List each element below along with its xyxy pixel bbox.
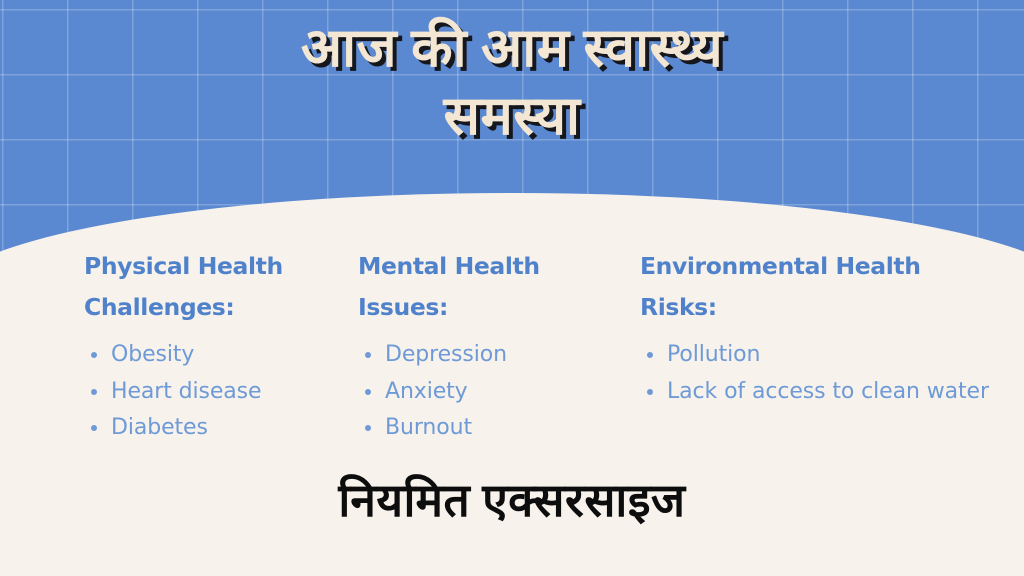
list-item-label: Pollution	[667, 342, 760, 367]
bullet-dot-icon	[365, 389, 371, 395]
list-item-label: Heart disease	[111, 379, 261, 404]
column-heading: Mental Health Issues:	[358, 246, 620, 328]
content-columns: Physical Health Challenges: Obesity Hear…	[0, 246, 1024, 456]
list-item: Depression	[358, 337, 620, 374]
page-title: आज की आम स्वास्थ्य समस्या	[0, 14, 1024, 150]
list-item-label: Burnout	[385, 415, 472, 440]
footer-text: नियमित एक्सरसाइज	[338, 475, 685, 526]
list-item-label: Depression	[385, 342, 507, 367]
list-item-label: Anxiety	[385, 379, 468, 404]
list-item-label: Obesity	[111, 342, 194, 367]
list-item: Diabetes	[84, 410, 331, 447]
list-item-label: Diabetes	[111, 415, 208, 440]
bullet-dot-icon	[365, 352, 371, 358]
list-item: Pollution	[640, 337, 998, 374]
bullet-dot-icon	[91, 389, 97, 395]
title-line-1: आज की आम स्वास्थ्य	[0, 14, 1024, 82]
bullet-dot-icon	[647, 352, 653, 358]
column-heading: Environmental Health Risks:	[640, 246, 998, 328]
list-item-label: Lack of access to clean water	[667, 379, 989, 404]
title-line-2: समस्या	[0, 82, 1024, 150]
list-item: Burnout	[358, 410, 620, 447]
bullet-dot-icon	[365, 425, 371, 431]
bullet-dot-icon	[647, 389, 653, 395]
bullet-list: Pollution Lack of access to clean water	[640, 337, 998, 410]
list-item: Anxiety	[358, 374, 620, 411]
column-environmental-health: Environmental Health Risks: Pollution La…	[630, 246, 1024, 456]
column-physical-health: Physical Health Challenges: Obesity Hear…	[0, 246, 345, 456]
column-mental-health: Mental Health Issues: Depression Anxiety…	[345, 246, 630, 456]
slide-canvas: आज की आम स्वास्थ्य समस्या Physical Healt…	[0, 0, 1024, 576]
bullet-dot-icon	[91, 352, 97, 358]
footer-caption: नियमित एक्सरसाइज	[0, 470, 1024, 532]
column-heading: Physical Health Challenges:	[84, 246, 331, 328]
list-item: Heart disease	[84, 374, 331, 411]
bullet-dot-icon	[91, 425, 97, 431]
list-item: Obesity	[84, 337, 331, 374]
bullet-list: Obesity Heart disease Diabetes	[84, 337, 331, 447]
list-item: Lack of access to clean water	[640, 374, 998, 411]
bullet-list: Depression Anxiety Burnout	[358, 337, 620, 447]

- _GIVEN REQUEST_
Reproduce the material above verbatim, starting at the line containing "342, 760, 367]" and ending with the line containing "bullet-list: Obesity Heart", including both of those lines.

- _ANSWER_
list-item-label: Pollution	[667, 342, 760, 367]
bullet-dot-icon	[365, 389, 371, 395]
list-item-label: Heart disease	[111, 379, 261, 404]
column-heading: Mental Health Issues:	[358, 246, 620, 328]
content-columns: Physical Health Challenges: Obesity Hear…	[0, 246, 1024, 456]
list-item: Depression	[358, 337, 620, 374]
page-title: आज की आम स्वास्थ्य समस्या	[0, 14, 1024, 150]
list-item-label: Burnout	[385, 415, 472, 440]
footer-text: नियमित एक्सरसाइज	[338, 475, 685, 526]
list-item-label: Depression	[385, 342, 507, 367]
list-item-label: Anxiety	[385, 379, 468, 404]
list-item-label: Obesity	[111, 342, 194, 367]
list-item: Diabetes	[84, 410, 331, 447]
list-item-label: Diabetes	[111, 415, 208, 440]
bullet-dot-icon	[365, 352, 371, 358]
list-item: Pollution	[640, 337, 998, 374]
bullet-dot-icon	[91, 389, 97, 395]
title-line-1: आज की आम स्वास्थ्य	[0, 14, 1024, 82]
bullet-dot-icon	[647, 352, 653, 358]
column-heading: Environmental Health Risks:	[640, 246, 998, 328]
list-item-label: Lack of access to clean water	[667, 379, 989, 404]
title-line-2: समस्या	[0, 82, 1024, 150]
list-item: Burnout	[358, 410, 620, 447]
bullet-dot-icon	[365, 425, 371, 431]
bullet-dot-icon	[647, 389, 653, 395]
bullet-list: Pollution Lack of access to clean water	[640, 337, 998, 410]
list-item: Anxiety	[358, 374, 620, 411]
column-environmental-health: Environmental Health Risks: Pollution La…	[630, 246, 1024, 456]
column-physical-health: Physical Health Challenges: Obesity Hear…	[0, 246, 345, 456]
column-mental-health: Mental Health Issues: Depression Anxiety…	[345, 246, 630, 456]
slide-canvas: आज की आम स्वास्थ्य समस्या Physical Healt…	[0, 0, 1024, 576]
bullet-dot-icon	[91, 352, 97, 358]
footer-caption: नियमित एक्सरसाइज	[0, 470, 1024, 532]
column-heading: Physical Health Challenges:	[84, 246, 331, 328]
list-item: Heart disease	[84, 374, 331, 411]
bullet-dot-icon	[91, 425, 97, 431]
list-item: Obesity	[84, 337, 331, 374]
bullet-list: Obesity Heart disease Diabetes	[84, 337, 331, 447]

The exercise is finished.